-- Start Provided data --

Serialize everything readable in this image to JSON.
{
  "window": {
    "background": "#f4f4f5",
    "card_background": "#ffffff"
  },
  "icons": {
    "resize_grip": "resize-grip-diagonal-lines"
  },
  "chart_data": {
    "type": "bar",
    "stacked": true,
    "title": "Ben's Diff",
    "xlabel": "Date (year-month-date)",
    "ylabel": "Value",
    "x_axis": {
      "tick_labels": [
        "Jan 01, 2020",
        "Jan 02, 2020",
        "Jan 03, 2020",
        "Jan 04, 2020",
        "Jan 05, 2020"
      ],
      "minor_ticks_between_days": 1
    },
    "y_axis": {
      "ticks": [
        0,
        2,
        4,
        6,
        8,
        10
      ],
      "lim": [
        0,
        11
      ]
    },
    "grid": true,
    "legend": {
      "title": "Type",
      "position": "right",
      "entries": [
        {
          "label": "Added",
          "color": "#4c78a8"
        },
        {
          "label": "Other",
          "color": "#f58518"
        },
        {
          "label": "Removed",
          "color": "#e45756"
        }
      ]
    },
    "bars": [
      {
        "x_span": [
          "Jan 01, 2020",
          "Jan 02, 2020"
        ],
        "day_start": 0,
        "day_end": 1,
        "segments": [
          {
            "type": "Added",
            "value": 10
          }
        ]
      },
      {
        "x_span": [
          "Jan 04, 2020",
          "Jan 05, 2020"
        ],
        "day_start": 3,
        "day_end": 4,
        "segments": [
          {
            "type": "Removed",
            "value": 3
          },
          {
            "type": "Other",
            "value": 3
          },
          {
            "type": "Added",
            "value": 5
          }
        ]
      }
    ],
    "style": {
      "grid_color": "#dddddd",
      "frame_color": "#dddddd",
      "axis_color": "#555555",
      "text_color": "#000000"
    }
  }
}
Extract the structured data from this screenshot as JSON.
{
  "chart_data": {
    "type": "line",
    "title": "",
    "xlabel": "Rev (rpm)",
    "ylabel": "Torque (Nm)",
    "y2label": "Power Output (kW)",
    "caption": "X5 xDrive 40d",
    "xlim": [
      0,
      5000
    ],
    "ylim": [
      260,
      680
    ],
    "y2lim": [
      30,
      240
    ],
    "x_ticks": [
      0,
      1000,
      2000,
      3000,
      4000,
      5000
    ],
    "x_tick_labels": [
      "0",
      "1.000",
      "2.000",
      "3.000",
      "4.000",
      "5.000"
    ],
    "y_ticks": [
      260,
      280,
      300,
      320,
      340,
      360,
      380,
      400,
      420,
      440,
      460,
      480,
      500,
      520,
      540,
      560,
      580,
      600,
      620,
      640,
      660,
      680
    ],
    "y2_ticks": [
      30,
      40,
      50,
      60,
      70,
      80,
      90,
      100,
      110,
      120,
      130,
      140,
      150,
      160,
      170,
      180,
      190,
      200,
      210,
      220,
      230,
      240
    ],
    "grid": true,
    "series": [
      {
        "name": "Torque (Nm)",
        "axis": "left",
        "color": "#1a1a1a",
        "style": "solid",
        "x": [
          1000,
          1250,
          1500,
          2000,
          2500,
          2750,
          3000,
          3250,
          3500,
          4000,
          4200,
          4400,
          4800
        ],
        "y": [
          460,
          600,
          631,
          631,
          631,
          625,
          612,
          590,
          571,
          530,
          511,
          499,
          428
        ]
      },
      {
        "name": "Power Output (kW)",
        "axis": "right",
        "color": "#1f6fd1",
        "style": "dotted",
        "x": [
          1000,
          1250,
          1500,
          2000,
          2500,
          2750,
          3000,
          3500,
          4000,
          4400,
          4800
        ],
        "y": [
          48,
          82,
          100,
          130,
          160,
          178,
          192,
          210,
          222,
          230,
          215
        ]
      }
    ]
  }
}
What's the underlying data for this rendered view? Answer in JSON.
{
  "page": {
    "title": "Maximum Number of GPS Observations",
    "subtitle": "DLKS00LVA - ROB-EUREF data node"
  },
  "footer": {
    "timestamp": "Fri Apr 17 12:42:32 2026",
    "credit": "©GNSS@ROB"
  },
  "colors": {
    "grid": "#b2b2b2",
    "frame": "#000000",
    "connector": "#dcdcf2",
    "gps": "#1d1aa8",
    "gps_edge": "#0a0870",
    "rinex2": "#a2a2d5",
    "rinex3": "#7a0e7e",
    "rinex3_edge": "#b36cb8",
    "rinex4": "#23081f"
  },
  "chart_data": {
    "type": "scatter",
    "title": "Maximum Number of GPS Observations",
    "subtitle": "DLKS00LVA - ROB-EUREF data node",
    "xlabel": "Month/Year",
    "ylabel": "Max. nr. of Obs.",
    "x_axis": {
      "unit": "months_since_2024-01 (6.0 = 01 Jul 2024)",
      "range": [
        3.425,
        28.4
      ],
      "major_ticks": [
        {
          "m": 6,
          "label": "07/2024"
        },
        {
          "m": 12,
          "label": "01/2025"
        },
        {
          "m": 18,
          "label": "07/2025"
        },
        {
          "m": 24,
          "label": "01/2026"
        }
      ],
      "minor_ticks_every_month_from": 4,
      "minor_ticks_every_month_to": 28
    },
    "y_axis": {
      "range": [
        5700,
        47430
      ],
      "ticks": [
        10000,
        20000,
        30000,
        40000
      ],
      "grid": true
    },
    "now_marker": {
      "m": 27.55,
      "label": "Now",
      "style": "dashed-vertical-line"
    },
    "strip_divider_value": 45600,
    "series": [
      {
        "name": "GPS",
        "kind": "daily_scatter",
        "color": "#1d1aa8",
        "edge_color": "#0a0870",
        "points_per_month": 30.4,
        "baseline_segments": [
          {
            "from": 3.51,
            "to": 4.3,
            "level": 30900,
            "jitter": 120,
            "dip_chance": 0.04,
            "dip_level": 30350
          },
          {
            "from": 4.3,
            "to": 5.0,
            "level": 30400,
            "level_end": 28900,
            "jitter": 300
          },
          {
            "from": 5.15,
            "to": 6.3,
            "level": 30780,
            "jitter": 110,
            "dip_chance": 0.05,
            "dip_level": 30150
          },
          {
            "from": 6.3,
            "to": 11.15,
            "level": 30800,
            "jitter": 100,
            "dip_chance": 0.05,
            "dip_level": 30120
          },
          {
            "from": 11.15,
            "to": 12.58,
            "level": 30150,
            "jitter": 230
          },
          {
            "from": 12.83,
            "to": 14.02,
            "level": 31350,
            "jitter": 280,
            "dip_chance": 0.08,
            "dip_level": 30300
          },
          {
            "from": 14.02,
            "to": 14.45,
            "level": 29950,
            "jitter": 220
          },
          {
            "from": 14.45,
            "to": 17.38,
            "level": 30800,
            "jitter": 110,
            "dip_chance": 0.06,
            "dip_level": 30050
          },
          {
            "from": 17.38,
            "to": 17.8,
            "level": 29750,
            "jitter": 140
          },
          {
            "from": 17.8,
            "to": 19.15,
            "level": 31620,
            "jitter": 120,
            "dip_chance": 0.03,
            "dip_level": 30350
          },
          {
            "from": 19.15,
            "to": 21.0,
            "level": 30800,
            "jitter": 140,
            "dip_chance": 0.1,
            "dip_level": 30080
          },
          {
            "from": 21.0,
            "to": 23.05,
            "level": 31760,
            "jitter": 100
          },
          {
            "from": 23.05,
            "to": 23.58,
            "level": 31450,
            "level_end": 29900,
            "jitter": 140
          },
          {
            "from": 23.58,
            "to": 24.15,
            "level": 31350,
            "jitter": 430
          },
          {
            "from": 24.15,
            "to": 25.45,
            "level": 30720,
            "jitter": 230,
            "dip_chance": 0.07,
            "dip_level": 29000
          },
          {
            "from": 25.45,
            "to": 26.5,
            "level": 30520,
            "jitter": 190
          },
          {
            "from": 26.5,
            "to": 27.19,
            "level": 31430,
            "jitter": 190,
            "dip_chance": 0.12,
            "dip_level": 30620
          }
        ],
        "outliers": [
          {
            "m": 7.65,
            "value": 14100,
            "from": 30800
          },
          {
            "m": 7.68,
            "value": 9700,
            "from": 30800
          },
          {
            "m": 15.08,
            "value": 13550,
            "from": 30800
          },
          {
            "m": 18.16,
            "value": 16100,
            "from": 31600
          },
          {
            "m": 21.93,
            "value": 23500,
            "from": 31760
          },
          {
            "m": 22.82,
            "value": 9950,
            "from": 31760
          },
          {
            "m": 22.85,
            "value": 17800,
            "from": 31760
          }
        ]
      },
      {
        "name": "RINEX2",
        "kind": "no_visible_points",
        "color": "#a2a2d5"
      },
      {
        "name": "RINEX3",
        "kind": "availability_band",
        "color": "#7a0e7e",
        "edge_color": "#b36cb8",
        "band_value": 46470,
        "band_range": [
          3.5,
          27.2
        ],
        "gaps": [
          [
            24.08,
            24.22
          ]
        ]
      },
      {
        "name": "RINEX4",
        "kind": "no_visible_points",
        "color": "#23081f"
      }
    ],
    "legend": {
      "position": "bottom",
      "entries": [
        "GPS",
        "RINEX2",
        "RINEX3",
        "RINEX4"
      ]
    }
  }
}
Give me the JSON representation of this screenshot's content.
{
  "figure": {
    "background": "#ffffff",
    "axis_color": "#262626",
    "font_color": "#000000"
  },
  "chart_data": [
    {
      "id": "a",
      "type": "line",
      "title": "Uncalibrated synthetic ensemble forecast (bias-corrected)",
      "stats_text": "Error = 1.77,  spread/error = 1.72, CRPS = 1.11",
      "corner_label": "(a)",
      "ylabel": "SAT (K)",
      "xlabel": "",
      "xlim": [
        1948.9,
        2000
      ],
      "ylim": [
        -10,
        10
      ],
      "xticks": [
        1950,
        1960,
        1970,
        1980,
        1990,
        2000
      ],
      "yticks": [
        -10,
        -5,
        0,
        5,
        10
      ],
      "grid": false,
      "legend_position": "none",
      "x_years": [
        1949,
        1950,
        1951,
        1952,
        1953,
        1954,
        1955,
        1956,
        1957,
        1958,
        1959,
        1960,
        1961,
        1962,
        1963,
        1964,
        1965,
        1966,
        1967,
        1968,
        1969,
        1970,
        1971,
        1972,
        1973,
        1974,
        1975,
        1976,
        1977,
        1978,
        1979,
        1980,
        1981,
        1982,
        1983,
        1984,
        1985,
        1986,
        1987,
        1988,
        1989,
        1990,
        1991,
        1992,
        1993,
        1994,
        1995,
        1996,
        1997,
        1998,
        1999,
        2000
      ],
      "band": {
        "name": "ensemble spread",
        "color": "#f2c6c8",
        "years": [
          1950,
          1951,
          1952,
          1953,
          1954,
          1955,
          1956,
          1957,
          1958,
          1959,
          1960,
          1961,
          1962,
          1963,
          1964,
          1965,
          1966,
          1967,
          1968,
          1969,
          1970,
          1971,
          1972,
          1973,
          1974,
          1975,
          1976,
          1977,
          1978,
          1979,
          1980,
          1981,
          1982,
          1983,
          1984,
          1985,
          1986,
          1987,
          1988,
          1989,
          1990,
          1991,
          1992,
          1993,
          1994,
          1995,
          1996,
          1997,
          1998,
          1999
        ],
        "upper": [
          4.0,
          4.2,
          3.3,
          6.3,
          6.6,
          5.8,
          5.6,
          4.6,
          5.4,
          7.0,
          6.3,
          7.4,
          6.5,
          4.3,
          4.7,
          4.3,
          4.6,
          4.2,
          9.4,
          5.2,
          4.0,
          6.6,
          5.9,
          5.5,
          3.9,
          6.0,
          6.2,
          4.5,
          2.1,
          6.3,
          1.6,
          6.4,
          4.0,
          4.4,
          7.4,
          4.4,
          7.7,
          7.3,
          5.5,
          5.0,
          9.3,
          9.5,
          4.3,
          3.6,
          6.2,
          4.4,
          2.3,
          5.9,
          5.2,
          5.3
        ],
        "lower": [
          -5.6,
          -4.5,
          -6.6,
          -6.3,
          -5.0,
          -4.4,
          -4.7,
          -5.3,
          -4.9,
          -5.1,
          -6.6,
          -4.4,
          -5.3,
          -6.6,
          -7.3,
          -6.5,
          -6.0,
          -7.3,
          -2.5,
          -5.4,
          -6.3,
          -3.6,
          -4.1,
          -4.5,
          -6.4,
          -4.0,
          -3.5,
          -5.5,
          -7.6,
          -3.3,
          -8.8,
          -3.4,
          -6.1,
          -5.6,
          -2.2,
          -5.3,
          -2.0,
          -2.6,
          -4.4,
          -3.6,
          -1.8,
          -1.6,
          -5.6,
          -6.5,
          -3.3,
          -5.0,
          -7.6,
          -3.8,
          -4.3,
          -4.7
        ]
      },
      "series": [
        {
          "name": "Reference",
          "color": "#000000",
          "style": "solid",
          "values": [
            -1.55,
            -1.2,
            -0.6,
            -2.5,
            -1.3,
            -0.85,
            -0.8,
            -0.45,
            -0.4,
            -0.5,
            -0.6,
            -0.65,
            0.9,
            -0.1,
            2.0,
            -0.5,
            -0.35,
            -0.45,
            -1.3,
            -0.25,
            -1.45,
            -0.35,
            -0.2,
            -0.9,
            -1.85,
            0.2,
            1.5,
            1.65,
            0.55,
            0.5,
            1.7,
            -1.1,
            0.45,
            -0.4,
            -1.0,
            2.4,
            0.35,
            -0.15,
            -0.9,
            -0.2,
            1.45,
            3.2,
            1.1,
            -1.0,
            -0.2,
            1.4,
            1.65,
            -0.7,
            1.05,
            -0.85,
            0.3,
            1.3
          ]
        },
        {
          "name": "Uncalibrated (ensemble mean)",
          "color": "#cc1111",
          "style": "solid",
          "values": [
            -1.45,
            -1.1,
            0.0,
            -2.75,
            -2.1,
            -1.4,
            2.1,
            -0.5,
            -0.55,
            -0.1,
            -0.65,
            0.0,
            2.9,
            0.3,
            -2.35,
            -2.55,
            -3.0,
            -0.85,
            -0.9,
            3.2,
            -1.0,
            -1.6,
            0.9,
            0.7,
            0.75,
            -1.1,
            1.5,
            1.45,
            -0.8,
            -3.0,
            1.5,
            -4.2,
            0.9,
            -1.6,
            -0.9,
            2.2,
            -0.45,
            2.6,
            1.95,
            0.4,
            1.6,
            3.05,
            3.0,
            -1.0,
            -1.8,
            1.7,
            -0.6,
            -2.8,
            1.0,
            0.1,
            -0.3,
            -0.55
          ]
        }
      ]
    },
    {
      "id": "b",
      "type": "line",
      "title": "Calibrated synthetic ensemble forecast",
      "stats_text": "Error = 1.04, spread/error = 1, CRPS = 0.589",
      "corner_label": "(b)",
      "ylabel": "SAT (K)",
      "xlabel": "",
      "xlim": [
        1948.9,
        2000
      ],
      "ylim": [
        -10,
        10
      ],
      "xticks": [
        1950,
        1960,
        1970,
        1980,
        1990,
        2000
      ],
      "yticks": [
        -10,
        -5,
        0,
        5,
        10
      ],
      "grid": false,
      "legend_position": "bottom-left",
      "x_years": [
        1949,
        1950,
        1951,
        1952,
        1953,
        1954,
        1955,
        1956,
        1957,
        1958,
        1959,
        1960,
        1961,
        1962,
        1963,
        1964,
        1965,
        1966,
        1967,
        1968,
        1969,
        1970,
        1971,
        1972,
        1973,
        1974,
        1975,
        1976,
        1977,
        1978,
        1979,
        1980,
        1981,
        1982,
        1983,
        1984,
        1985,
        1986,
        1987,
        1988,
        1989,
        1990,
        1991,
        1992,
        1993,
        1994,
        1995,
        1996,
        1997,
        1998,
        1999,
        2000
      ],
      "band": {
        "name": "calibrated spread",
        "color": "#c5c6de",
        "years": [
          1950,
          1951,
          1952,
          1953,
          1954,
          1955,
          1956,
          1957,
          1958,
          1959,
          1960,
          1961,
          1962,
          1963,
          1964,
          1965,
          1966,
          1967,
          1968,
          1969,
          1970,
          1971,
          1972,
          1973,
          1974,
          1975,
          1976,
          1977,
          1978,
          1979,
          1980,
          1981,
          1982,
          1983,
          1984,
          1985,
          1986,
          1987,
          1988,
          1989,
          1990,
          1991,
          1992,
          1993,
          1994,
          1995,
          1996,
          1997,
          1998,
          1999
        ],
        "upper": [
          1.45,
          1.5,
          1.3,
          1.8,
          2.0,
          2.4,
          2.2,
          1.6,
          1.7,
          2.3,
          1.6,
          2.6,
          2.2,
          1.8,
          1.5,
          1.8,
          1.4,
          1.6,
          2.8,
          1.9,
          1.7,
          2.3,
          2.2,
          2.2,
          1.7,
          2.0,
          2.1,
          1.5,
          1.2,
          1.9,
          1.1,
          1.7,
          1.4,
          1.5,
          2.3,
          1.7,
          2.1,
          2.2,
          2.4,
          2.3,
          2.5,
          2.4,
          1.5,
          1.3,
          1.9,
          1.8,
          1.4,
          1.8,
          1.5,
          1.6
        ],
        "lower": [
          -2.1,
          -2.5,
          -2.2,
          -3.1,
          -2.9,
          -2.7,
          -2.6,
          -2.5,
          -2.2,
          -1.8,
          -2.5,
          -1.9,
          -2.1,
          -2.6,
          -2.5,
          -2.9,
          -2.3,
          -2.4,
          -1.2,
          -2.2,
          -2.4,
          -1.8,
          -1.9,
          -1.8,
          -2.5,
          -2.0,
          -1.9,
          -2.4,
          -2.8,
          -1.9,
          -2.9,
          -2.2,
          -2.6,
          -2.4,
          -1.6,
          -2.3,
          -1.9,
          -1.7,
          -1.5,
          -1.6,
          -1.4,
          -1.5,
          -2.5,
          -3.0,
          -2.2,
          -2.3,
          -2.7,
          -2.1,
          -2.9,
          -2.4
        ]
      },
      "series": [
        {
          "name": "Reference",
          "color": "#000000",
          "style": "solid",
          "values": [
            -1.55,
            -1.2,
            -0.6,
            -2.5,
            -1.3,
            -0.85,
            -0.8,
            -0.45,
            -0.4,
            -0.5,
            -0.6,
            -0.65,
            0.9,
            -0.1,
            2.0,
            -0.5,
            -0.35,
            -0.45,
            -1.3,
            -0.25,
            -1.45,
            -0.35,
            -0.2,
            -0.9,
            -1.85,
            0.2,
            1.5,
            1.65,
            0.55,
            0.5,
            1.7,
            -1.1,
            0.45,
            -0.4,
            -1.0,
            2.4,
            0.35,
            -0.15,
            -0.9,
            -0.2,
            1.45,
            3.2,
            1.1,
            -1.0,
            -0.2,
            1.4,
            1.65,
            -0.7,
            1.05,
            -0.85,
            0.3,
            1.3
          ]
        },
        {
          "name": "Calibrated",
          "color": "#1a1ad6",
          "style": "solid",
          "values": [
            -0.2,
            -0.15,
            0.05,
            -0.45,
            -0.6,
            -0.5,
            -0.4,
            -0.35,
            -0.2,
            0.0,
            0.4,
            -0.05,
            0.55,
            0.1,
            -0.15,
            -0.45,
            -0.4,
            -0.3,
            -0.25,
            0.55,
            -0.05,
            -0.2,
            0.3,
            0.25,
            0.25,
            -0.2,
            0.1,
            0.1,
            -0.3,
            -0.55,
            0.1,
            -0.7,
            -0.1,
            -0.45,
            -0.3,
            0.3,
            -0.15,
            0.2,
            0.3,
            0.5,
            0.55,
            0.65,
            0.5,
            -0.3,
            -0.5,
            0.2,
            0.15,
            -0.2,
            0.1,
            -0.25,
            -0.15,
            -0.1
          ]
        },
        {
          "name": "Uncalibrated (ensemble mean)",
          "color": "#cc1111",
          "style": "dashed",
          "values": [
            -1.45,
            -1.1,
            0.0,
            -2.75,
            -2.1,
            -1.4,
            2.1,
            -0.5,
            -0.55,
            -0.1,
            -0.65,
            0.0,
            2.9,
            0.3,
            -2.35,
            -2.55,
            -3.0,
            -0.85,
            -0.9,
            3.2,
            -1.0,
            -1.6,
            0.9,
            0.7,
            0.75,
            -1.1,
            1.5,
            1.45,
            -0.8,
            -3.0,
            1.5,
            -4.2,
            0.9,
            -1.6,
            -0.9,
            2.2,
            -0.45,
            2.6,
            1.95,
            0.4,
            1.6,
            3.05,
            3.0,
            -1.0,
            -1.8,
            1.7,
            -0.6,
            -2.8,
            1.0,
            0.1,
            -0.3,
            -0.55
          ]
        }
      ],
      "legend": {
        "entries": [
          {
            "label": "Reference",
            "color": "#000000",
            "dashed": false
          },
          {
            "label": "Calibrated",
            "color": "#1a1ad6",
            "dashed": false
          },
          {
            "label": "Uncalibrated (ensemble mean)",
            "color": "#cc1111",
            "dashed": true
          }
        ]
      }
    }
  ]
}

-- End Provided data --

## What the task asks
Lines containing the string "kind" are to be selected and copied.

## Exercise response
        "kind": "daily_scatter",
        "kind": "no_visible_points",
        "kind": "availability_band",
        "kind": "no_visible_points",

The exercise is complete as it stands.